Objective |
Show every line in the records below that contains the word "Snow".

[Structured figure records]

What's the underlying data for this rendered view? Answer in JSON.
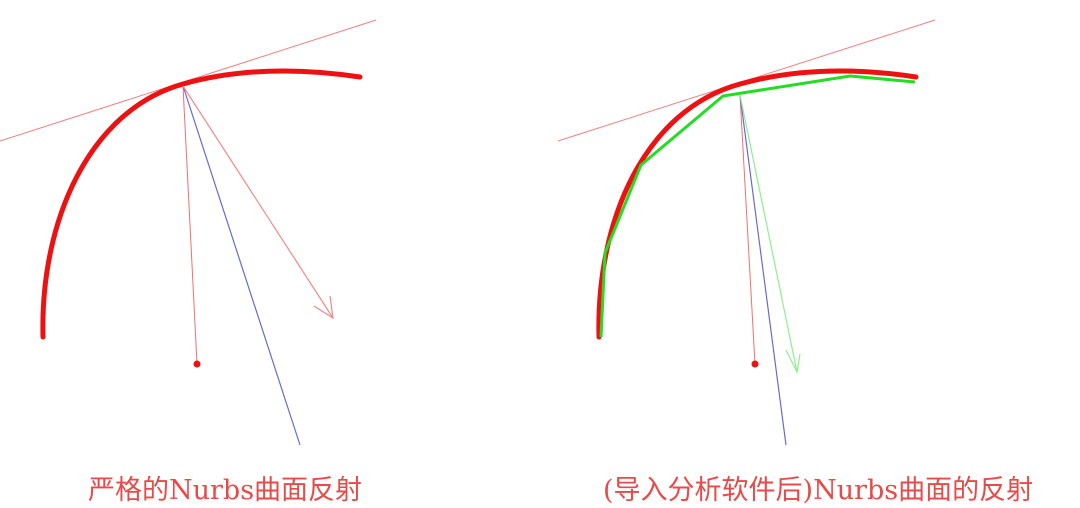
{
  "colors": {
    "curve": "#ee1111",
    "tangent": "#f08080",
    "normal": "#f07070",
    "incident": "#6a6ad0",
    "reflection_exact": "#f08a8a",
    "polyline": "#22dd22",
    "reflection_approx": "#90ee90",
    "caption": "#e84a4a"
  },
  "panels": [
    {
      "caption": "严格的Nurbs曲面反射"
    },
    {
      "caption": "(导入分析软件后)Nurbs曲面的反射"
    }
  ]
}
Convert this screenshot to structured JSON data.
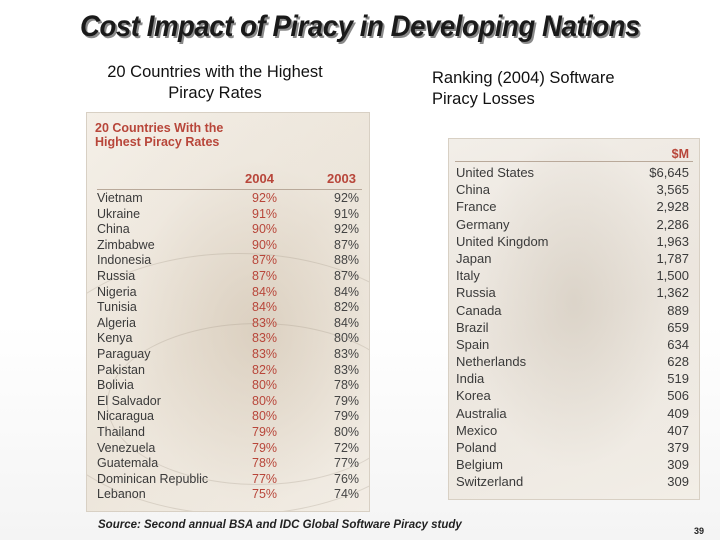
{
  "slide": {
    "title": "Cost Impact of Piracy in Developing Nations",
    "left_subhead_line1": "20 Countries with the Highest",
    "left_subhead_line2": "Piracy Rates",
    "right_subhead_line1": "Ranking  (2004) Software",
    "right_subhead_line2": "Piracy Losses",
    "source": "Source: Second annual BSA and IDC  Global Software Piracy study",
    "page_number": "39"
  },
  "rates_table": {
    "heading_line1": "20 Countries With the",
    "heading_line2": "Highest Piracy Rates",
    "col_2004": "2004",
    "col_2003": "2003",
    "rows": [
      {
        "country": "Vietnam",
        "y2004": "92%",
        "y2003": "92%"
      },
      {
        "country": "Ukraine",
        "y2004": "91%",
        "y2003": "91%"
      },
      {
        "country": "China",
        "y2004": "90%",
        "y2003": "92%"
      },
      {
        "country": "Zimbabwe",
        "y2004": "90%",
        "y2003": "87%"
      },
      {
        "country": "Indonesia",
        "y2004": "87%",
        "y2003": "88%"
      },
      {
        "country": "Russia",
        "y2004": "87%",
        "y2003": "87%"
      },
      {
        "country": "Nigeria",
        "y2004": "84%",
        "y2003": "84%"
      },
      {
        "country": "Tunisia",
        "y2004": "84%",
        "y2003": "82%"
      },
      {
        "country": "Algeria",
        "y2004": "83%",
        "y2003": "84%"
      },
      {
        "country": "Kenya",
        "y2004": "83%",
        "y2003": "80%"
      },
      {
        "country": "Paraguay",
        "y2004": "83%",
        "y2003": "83%"
      },
      {
        "country": "Pakistan",
        "y2004": "82%",
        "y2003": "83%"
      },
      {
        "country": "Bolivia",
        "y2004": "80%",
        "y2003": "78%"
      },
      {
        "country": "El Salvador",
        "y2004": "80%",
        "y2003": "79%"
      },
      {
        "country": "Nicaragua",
        "y2004": "80%",
        "y2003": "79%"
      },
      {
        "country": "Thailand",
        "y2004": "79%",
        "y2003": "80%"
      },
      {
        "country": "Venezuela",
        "y2004": "79%",
        "y2003": "72%"
      },
      {
        "country": "Guatemala",
        "y2004": "78%",
        "y2003": "77%"
      },
      {
        "country": "Dominican Republic",
        "y2004": "77%",
        "y2003": "76%"
      },
      {
        "country": "Lebanon",
        "y2004": "75%",
        "y2003": "74%"
      }
    ]
  },
  "losses_table": {
    "unit_label": "$M",
    "rows": [
      {
        "country": "United States",
        "amount": "$6,645"
      },
      {
        "country": "China",
        "amount": "3,565"
      },
      {
        "country": "France",
        "amount": "2,928"
      },
      {
        "country": "Germany",
        "amount": "2,286"
      },
      {
        "country": "United Kingdom",
        "amount": "1,963"
      },
      {
        "country": "Japan",
        "amount": "1,787"
      },
      {
        "country": "Italy",
        "amount": "1,500"
      },
      {
        "country": "Russia",
        "amount": "1,362"
      },
      {
        "country": "Canada",
        "amount": "889"
      },
      {
        "country": "Brazil",
        "amount": "659"
      },
      {
        "country": "Spain",
        "amount": "634"
      },
      {
        "country": "Netherlands",
        "amount": "628"
      },
      {
        "country": "India",
        "amount": "519"
      },
      {
        "country": "Korea",
        "amount": "506"
      },
      {
        "country": "Australia",
        "amount": "409"
      },
      {
        "country": "Mexico",
        "amount": "407"
      },
      {
        "country": "Poland",
        "amount": "379"
      },
      {
        "country": "Belgium",
        "amount": "309"
      },
      {
        "country": "Switzerland",
        "amount": "309"
      }
    ]
  },
  "colors": {
    "accent_red": "#b8463a",
    "panel_bg": "#efe9e0"
  }
}
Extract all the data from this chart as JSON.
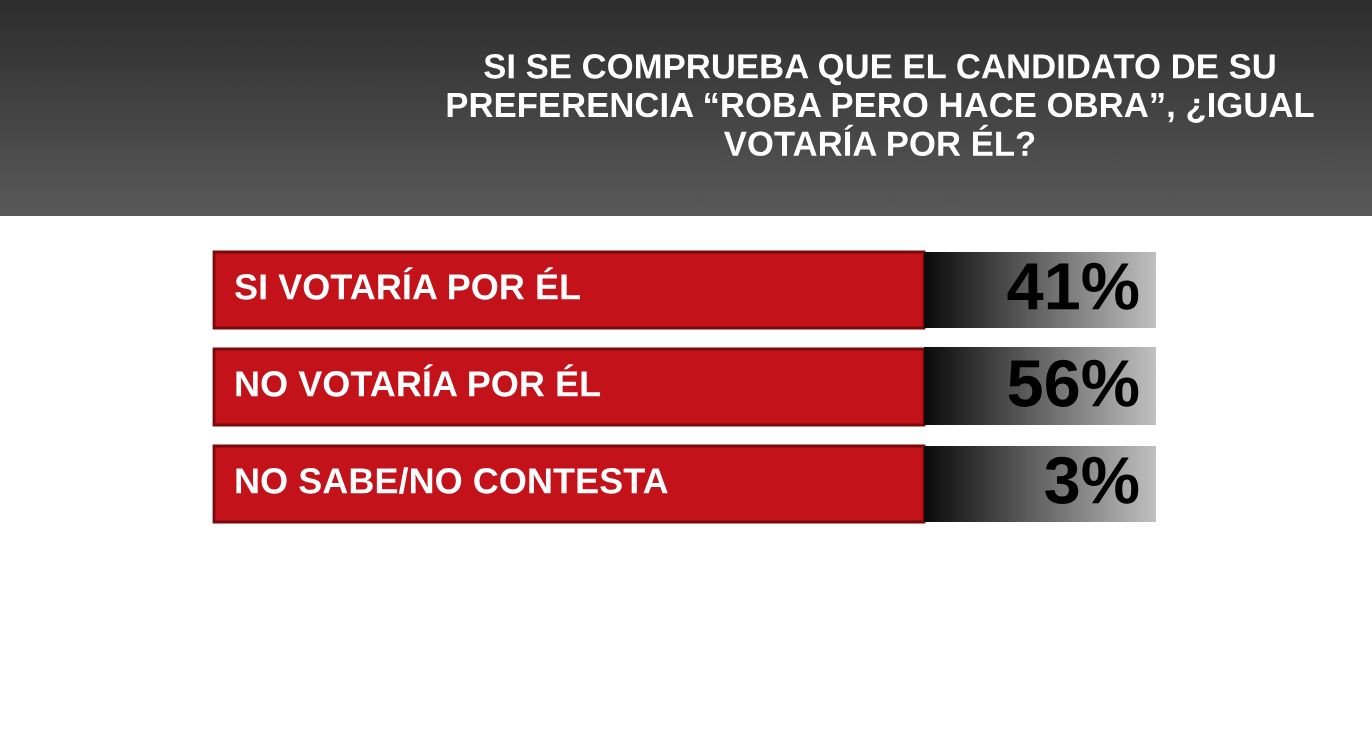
{
  "chart_data": {
    "type": "other",
    "title": "SI SE COMPRUEBA QUE EL CANDIDATO DE SU PREFERENCIA “ROBA PERO HACE OBRA”, ¿IGUAL VOTARÍA POR ÉL?",
    "categories": [
      "SI VOTARÍA POR ÉL",
      "NO VOTARÍA POR ÉL",
      "NO SABE/NO CONTESTA"
    ],
    "values": [
      41,
      56,
      3
    ],
    "value_labels": [
      "41%",
      "56%",
      "3%"
    ]
  }
}
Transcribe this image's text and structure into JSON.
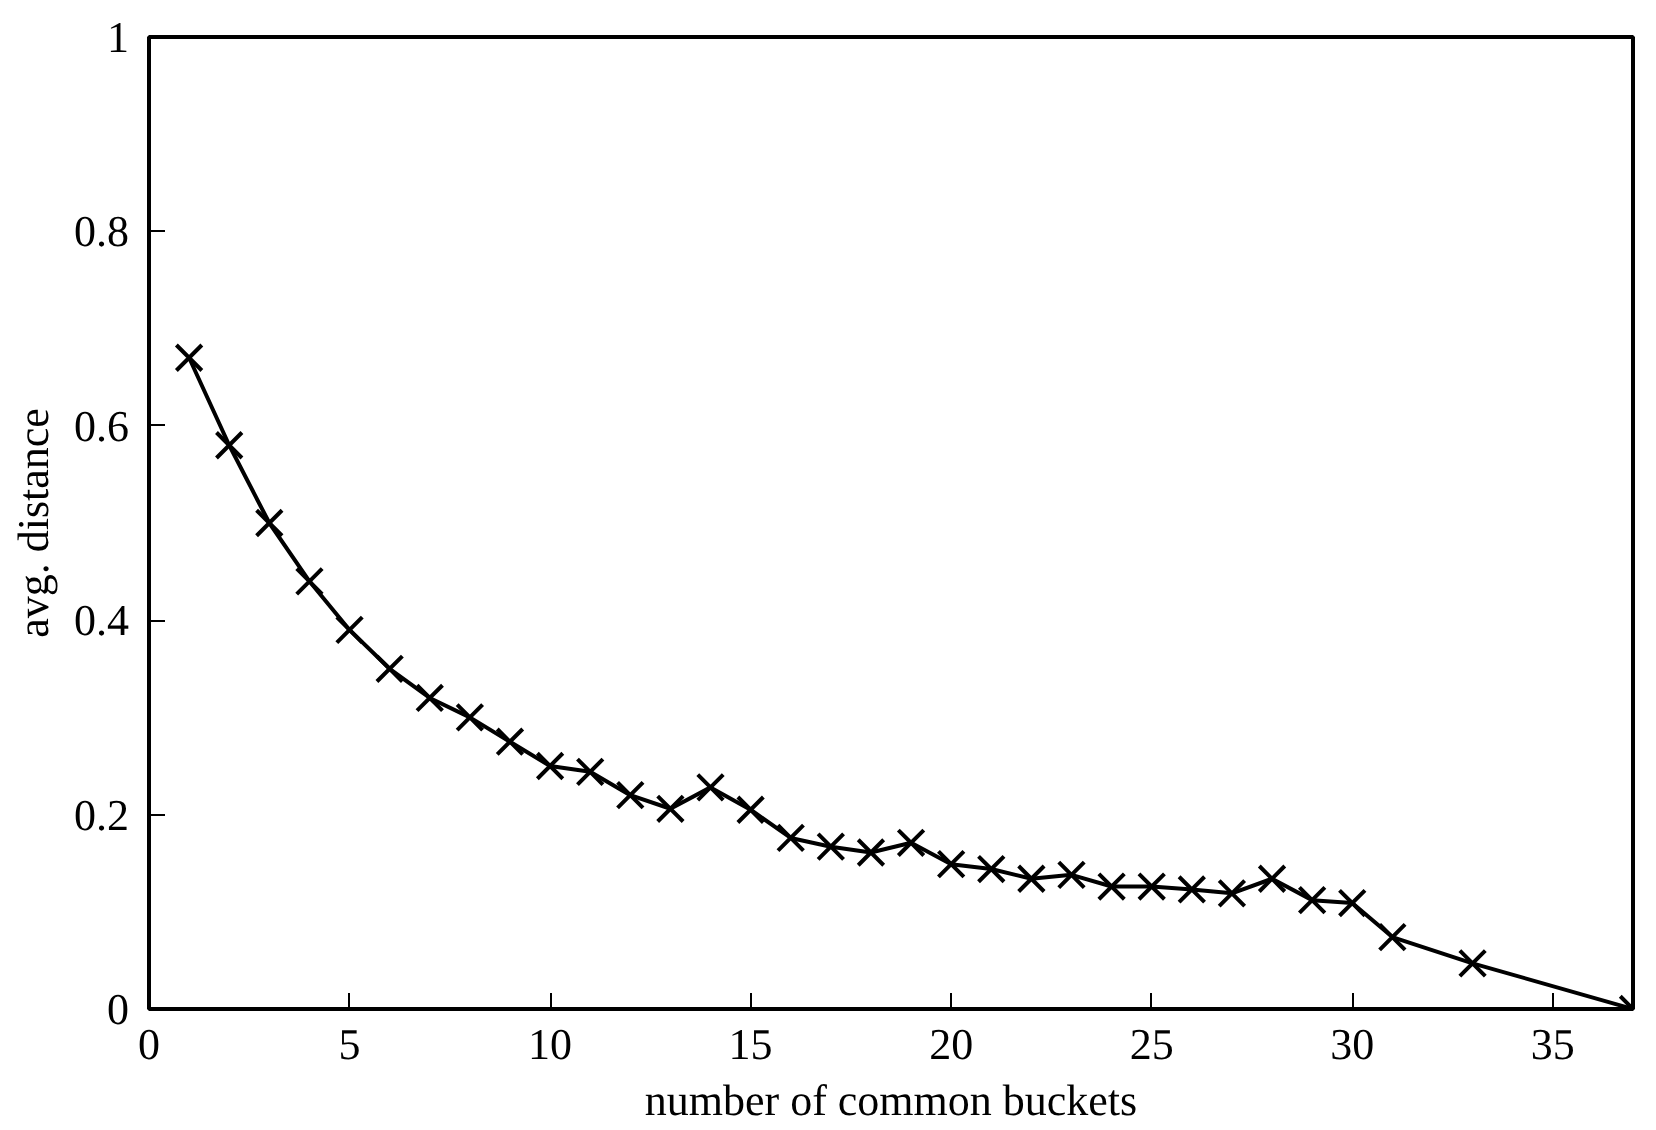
{
  "chart_data": {
    "type": "line",
    "xlabel": "number of common buckets",
    "ylabel": "avg. distance",
    "x": [
      1,
      2,
      3,
      4,
      5,
      6,
      7,
      8,
      9,
      10,
      11,
      12,
      13,
      14,
      15,
      16,
      17,
      18,
      19,
      20,
      21,
      22,
      23,
      24,
      25,
      26,
      27,
      28,
      29,
      30,
      31,
      33,
      37
    ],
    "series": [
      {
        "color": "#000000",
        "values": [
          0.67,
          0.58,
          0.5,
          0.44,
          0.39,
          0.35,
          0.32,
          0.3,
          0.275,
          0.25,
          0.244,
          0.22,
          0.206,
          0.228,
          0.205,
          0.176,
          0.167,
          0.161,
          0.171,
          0.149,
          0.144,
          0.134,
          0.138,
          0.126,
          0.126,
          0.123,
          0.119,
          0.134,
          0.112,
          0.109,
          0.074,
          0.047,
          0.0
        ]
      }
    ],
    "xlim": [
      0,
      37
    ],
    "ylim": [
      0,
      1
    ],
    "xticks": [
      0,
      5,
      10,
      15,
      20,
      25,
      30,
      35
    ],
    "yticks": [
      0,
      0.2,
      0.4,
      0.6,
      0.8,
      1
    ],
    "grid": false,
    "marker": "cross",
    "line_style": "solid"
  }
}
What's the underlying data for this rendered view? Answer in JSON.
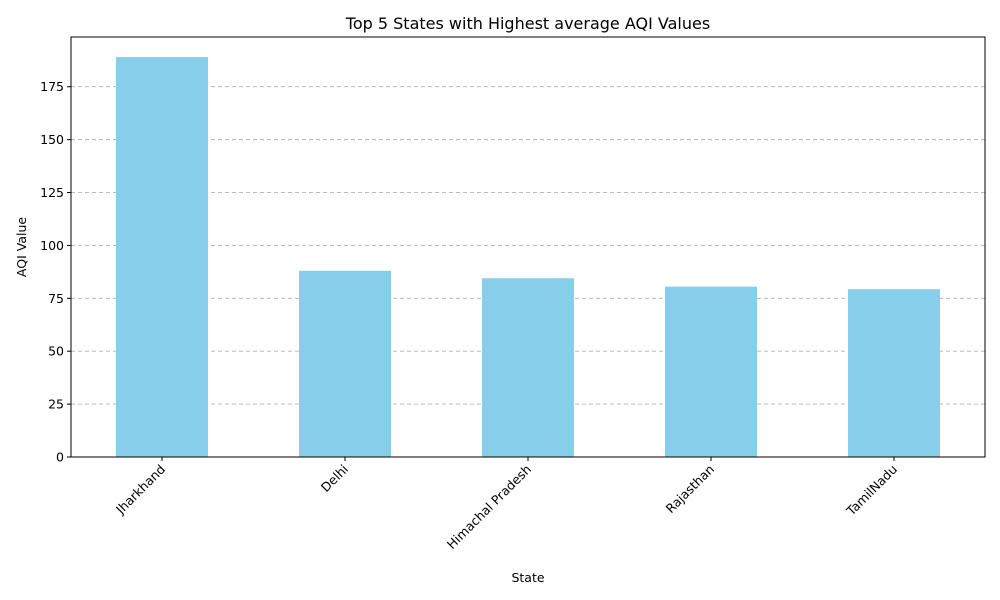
{
  "chart_data": {
    "type": "bar",
    "title": "Top 5 States with Highest average AQI Values",
    "xlabel": "State",
    "ylabel": "AQI Value",
    "categories": [
      "Jharkhand",
      "Delhi",
      "Himachal Pradesh",
      "Rajasthan",
      "TamilNadu"
    ],
    "values": [
      189,
      88,
      84.5,
      80.5,
      79.3
    ],
    "ylim": [
      0,
      198.5
    ],
    "yticks": [
      0,
      25,
      50,
      75,
      100,
      125,
      150,
      175
    ],
    "grid": "y-dashed",
    "tick_label_rotation": 45,
    "bar_color": "#87CEEB",
    "legend": "none"
  }
}
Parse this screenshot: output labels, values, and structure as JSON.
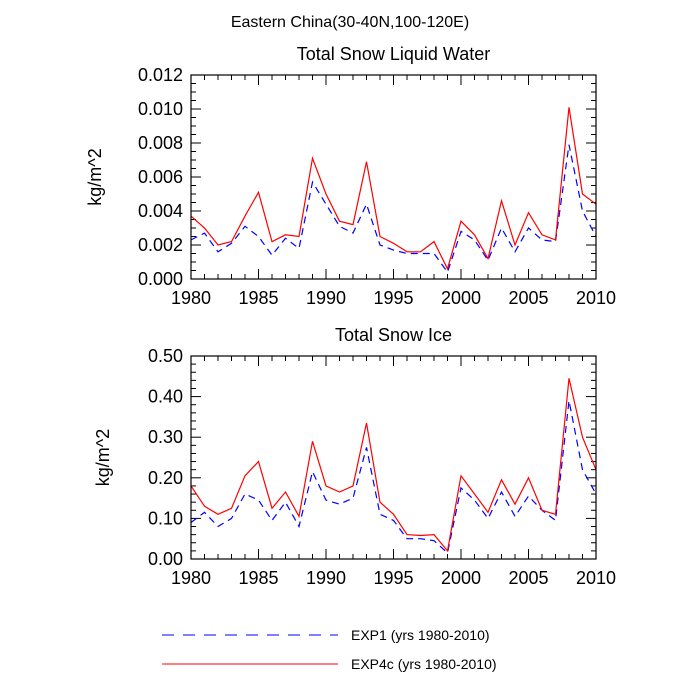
{
  "figure": {
    "title": "Eastern China(30-40N,100-120E)"
  },
  "legend": {
    "placement": "bottom-left",
    "items": [
      {
        "label": "EXP1 (yrs 1980-2010)",
        "color": "#0000ff",
        "style": "dashed"
      },
      {
        "label": "EXP4c (yrs 1980-2010)",
        "color": "#ff0000",
        "style": "solid"
      }
    ]
  },
  "chart_data": [
    {
      "type": "line",
      "title": "Total Snow Liquid Water",
      "ylabel": "kg/m^2",
      "xlabel": "",
      "xlim": [
        1980,
        2010
      ],
      "ylim": [
        0,
        0.012
      ],
      "xticks": [
        "1980",
        "1985",
        "1990",
        "1995",
        "2000",
        "2005",
        "2010"
      ],
      "yticks": [
        "0.000",
        "0.002",
        "0.004",
        "0.006",
        "0.008",
        "0.010",
        "0.012"
      ],
      "x": [
        1980,
        1981,
        1982,
        1983,
        1984,
        1985,
        1986,
        1987,
        1988,
        1989,
        1990,
        1991,
        1992,
        1993,
        1994,
        1995,
        1996,
        1997,
        1998,
        1999,
        2000,
        2001,
        2002,
        2003,
        2004,
        2005,
        2006,
        2007,
        2008,
        2009,
        2010
      ],
      "series": [
        {
          "name": "EXP1 (yrs 1980-2010)",
          "color": "#0000ff",
          "style": "dashed",
          "values": [
            0.0023,
            0.0027,
            0.0016,
            0.0021,
            0.0031,
            0.0025,
            0.0014,
            0.0024,
            0.0018,
            0.0057,
            0.0044,
            0.0031,
            0.0027,
            0.0044,
            0.002,
            0.0017,
            0.0015,
            0.0015,
            0.0015,
            0.0004,
            0.0028,
            0.0023,
            0.0011,
            0.003,
            0.0016,
            0.003,
            0.0023,
            0.0022,
            0.0079,
            0.004,
            0.0025
          ]
        },
        {
          "name": "EXP4c (yrs 1980-2010)",
          "color": "#ff0000",
          "style": "solid",
          "values": [
            0.0037,
            0.003,
            0.002,
            0.0022,
            0.0037,
            0.0051,
            0.0022,
            0.0026,
            0.0025,
            0.0071,
            0.005,
            0.0034,
            0.0032,
            0.0069,
            0.0025,
            0.0021,
            0.0016,
            0.0016,
            0.0022,
            0.0006,
            0.0034,
            0.0026,
            0.0012,
            0.0046,
            0.002,
            0.0039,
            0.0026,
            0.0023,
            0.0101,
            0.005,
            0.0044
          ]
        }
      ]
    },
    {
      "type": "line",
      "title": "Total Snow Ice",
      "ylabel": "kg/m^2",
      "xlabel": "",
      "xlim": [
        1980,
        2010
      ],
      "ylim": [
        0,
        0.5
      ],
      "xticks": [
        "1980",
        "1985",
        "1990",
        "1995",
        "2000",
        "2005",
        "2010"
      ],
      "yticks": [
        "0.00",
        "0.10",
        "0.20",
        "0.30",
        "0.40",
        "0.50"
      ],
      "x": [
        1980,
        1981,
        1982,
        1983,
        1984,
        1985,
        1986,
        1987,
        1988,
        1989,
        1990,
        1991,
        1992,
        1993,
        1994,
        1995,
        1996,
        1997,
        1998,
        1999,
        2000,
        2001,
        2002,
        2003,
        2004,
        2005,
        2006,
        2007,
        2008,
        2009,
        2010
      ],
      "series": [
        {
          "name": "EXP1 (yrs 1980-2010)",
          "color": "#0000ff",
          "style": "dashed",
          "values": [
            0.09,
            0.115,
            0.08,
            0.1,
            0.16,
            0.145,
            0.095,
            0.14,
            0.08,
            0.215,
            0.145,
            0.135,
            0.15,
            0.275,
            0.11,
            0.095,
            0.05,
            0.05,
            0.045,
            0.015,
            0.175,
            0.145,
            0.1,
            0.165,
            0.105,
            0.155,
            0.12,
            0.095,
            0.39,
            0.22,
            0.16
          ]
        },
        {
          "name": "EXP4c (yrs 1980-2010)",
          "color": "#ff0000",
          "style": "solid",
          "values": [
            0.18,
            0.13,
            0.11,
            0.125,
            0.205,
            0.24,
            0.125,
            0.165,
            0.105,
            0.29,
            0.18,
            0.165,
            0.18,
            0.335,
            0.14,
            0.11,
            0.06,
            0.058,
            0.06,
            0.02,
            0.205,
            0.16,
            0.115,
            0.195,
            0.135,
            0.2,
            0.12,
            0.11,
            0.445,
            0.3,
            0.22
          ]
        }
      ]
    }
  ]
}
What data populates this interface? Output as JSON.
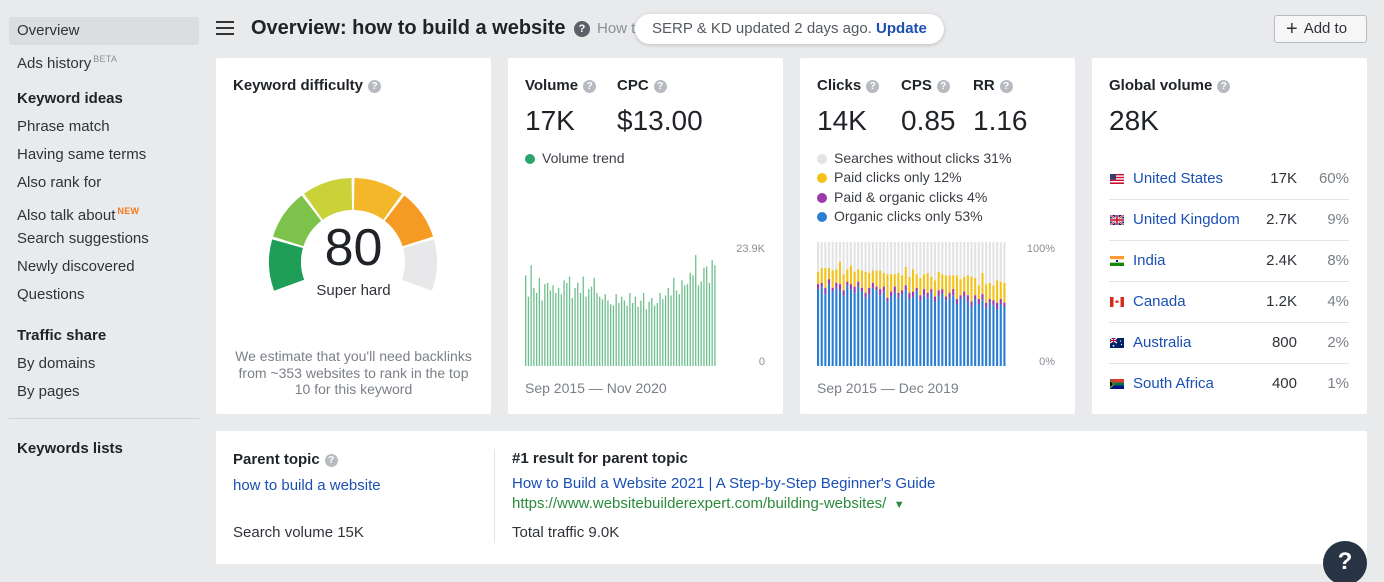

Correct result |
      "title": "Total Snow Liquid Water",
      "title": "Total Snow Ice",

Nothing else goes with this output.